>> BEGIN Records to use

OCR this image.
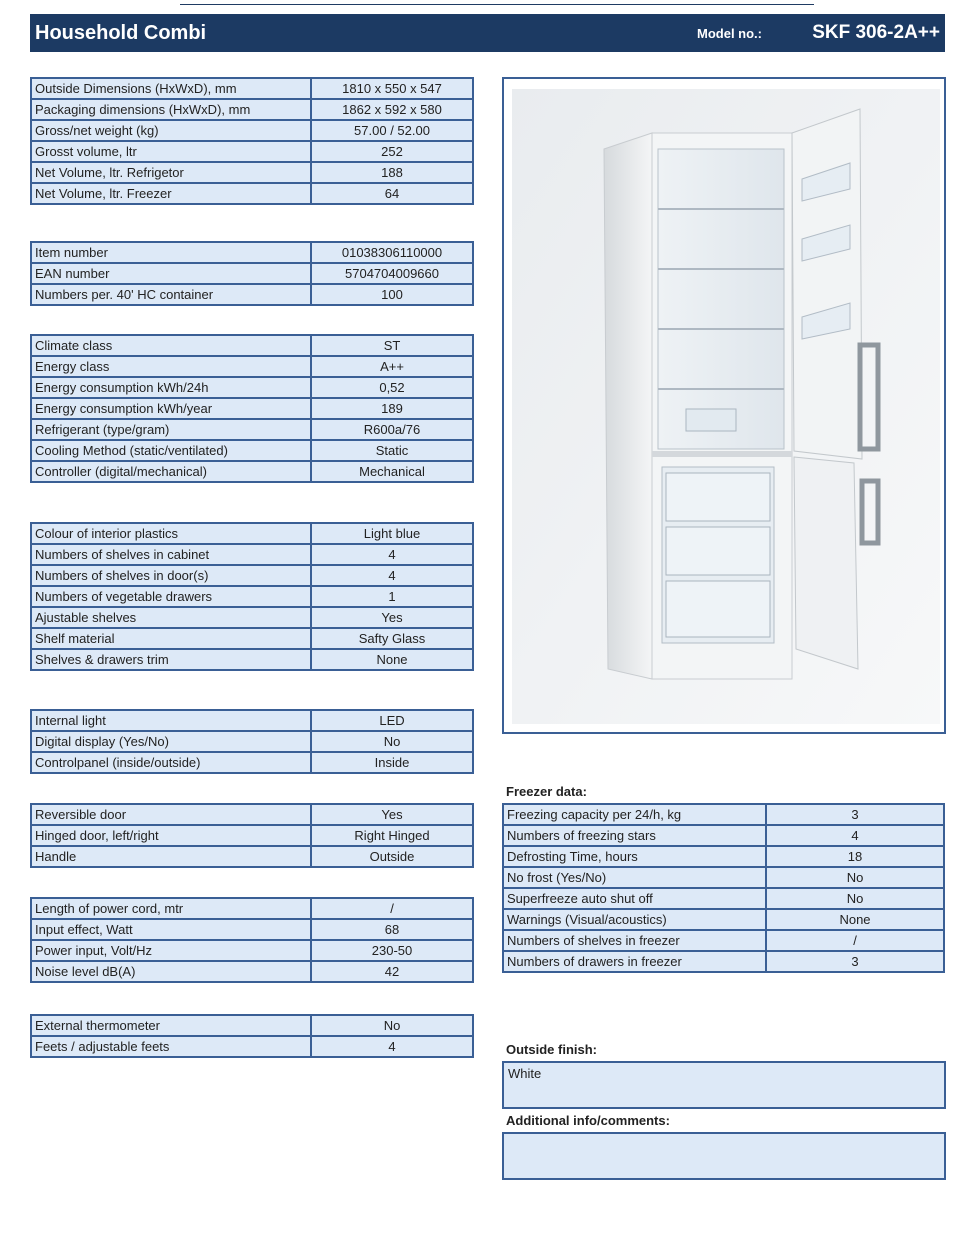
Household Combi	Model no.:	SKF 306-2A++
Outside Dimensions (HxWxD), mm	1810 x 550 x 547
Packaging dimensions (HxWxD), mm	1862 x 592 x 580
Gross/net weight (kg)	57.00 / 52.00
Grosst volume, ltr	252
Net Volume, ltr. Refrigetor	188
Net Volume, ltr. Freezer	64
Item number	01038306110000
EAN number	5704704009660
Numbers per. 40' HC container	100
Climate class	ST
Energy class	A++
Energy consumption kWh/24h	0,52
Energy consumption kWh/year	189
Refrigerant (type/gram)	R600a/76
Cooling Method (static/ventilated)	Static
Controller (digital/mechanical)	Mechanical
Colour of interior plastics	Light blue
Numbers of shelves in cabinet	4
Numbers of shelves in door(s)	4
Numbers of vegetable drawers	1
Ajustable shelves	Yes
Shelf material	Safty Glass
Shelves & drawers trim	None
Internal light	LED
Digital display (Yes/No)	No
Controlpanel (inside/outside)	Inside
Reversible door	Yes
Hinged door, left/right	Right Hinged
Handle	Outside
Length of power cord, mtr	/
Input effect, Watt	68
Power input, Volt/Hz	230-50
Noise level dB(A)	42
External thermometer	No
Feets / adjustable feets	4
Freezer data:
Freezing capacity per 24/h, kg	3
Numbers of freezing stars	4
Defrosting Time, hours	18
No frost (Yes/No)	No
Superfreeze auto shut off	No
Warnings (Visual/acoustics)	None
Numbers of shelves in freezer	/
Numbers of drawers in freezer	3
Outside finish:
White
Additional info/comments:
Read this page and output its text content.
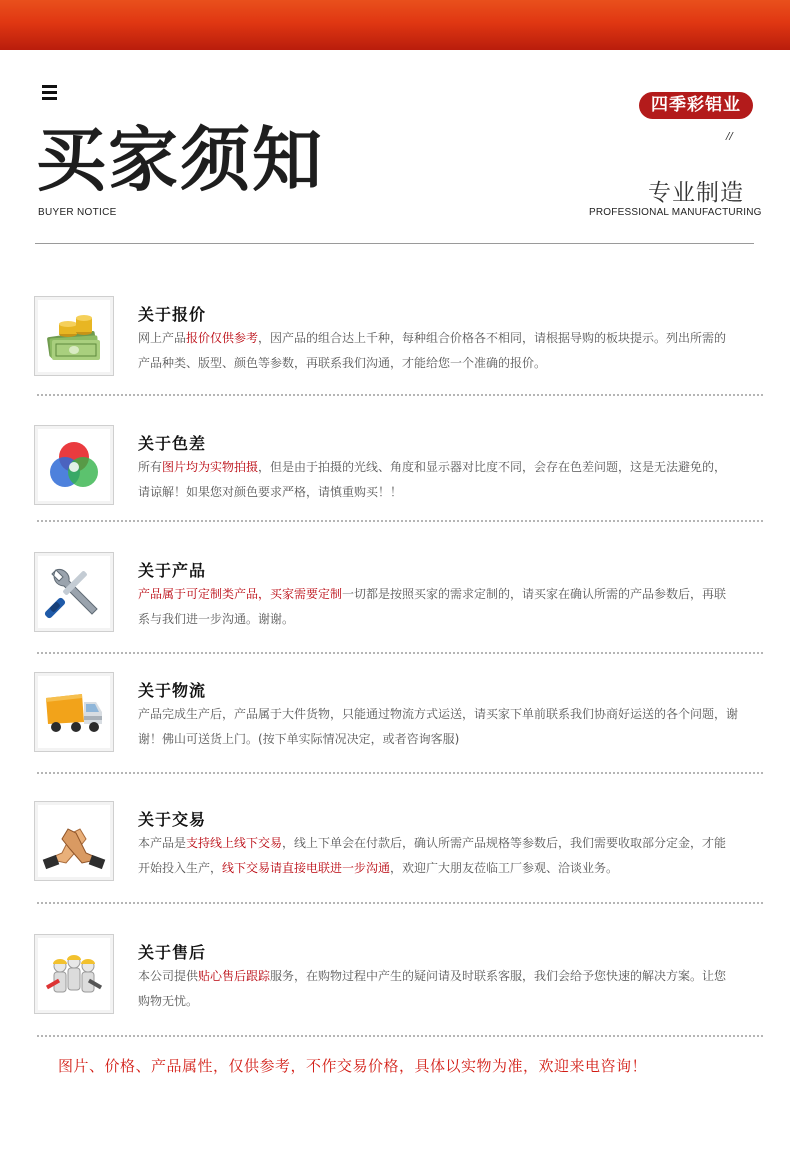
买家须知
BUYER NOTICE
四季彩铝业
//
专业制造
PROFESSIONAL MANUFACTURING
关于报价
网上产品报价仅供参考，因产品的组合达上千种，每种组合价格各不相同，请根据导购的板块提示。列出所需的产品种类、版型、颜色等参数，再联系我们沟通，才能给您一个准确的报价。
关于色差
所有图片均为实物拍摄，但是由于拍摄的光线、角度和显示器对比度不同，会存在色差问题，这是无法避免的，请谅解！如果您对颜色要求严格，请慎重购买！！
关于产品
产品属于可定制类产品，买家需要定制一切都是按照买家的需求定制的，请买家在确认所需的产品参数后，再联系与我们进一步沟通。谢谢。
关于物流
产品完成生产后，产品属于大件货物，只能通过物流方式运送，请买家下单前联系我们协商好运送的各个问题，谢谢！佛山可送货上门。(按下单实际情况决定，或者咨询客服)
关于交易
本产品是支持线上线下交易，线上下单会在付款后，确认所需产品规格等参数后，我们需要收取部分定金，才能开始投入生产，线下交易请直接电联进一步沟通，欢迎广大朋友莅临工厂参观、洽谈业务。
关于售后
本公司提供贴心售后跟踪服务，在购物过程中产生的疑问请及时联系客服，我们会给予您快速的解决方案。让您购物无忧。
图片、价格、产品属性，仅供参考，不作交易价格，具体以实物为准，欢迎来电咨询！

>> END Records to use

* [Requirement] Transcribe each line above verbatim, with the pictures left out.

* [Result]
OCR this image.
Household Combi	Model no.:	SKF 306-2A++
Outside Dimensions (HxWxD), mm	1810 x 550 x 547
Packaging dimensions (HxWxD), mm	1862 x 592 x 580
Gross/net weight (kg)	57.00 / 52.00
Grosst volume, ltr	252
Net Volume, ltr. Refrigetor	188
Net Volume, ltr. Freezer	64
Item number	01038306110000
EAN number	5704704009660
Numbers per. 40' HC container	100
Climate class	ST
Energy class	A++
Energy consumption kWh/24h	0,52
Energy consumption kWh/year	189
Refrigerant (type/gram)	R600a/76
Cooling Method (static/ventilated)	Static
Controller (digital/mechanical)	Mechanical
Colour of interior plastics	Light blue
Numbers of shelves in cabinet	4
Numbers of shelves in door(s)	4
Numbers of vegetable drawers	1
Ajustable shelves	Yes
Shelf material	Safty Glass
Shelves & drawers trim	None
Internal light	LED
Digital display (Yes/No)	No
Controlpanel (inside/outside)	Inside
Reversible door	Yes
Hinged door, left/right	Right Hinged
Handle	Outside
Length of power cord, mtr	/
Input effect, Watt	68
Power input, Volt/Hz	230-50
Noise level dB(A)	42
External thermometer	No
Feets / adjustable feets	4
Freezer data:
Freezing capacity per 24/h, kg	3
Numbers of freezing stars	4
Defrosting Time, hours	18
No frost (Yes/No)	No
Superfreeze auto shut off	No
Warnings (Visual/acoustics)	None
Numbers of shelves in freezer	/
Numbers of drawers in freezer	3
Outside finish:
White
Additional info/comments:
Read this page and output its text content.
买家须知
BUYER NOTICE
四季彩铝业
//
专业制造
PROFESSIONAL MANUFACTURING
关于报价
网上产品报价仅供参考，因产品的组合达上千种，每种组合价格各不相同，请根据导购的板块提示。列出所需的产品种类、版型、颜色等参数，再联系我们沟通，才能给您一个准确的报价。
关于色差
所有图片均为实物拍摄，但是由于拍摄的光线、角度和显示器对比度不同，会存在色差问题，这是无法避免的，请谅解！如果您对颜色要求严格，请慎重购买！！
关于产品
产品属于可定制类产品，买家需要定制一切都是按照买家的需求定制的，请买家在确认所需的产品参数后，再联系与我们进一步沟通。谢谢。
关于物流
产品完成生产后，产品属于大件货物，只能通过物流方式运送，请买家下单前联系我们协商好运送的各个问题，谢谢！佛山可送货上门。(按下单实际情况决定，或者咨询客服)
关于交易
本产品是支持线上线下交易，线上下单会在付款后，确认所需产品规格等参数后，我们需要收取部分定金，才能开始投入生产，线下交易请直接电联进一步沟通，欢迎广大朋友莅临工厂参观、洽谈业务。
关于售后
本公司提供贴心售后跟踪服务，在购物过程中产生的疑问请及时联系客服，我们会给予您快速的解决方案。让您购物无忧。
图片、价格、产品属性，仅供参考，不作交易价格，具体以实物为准，欢迎来电咨询！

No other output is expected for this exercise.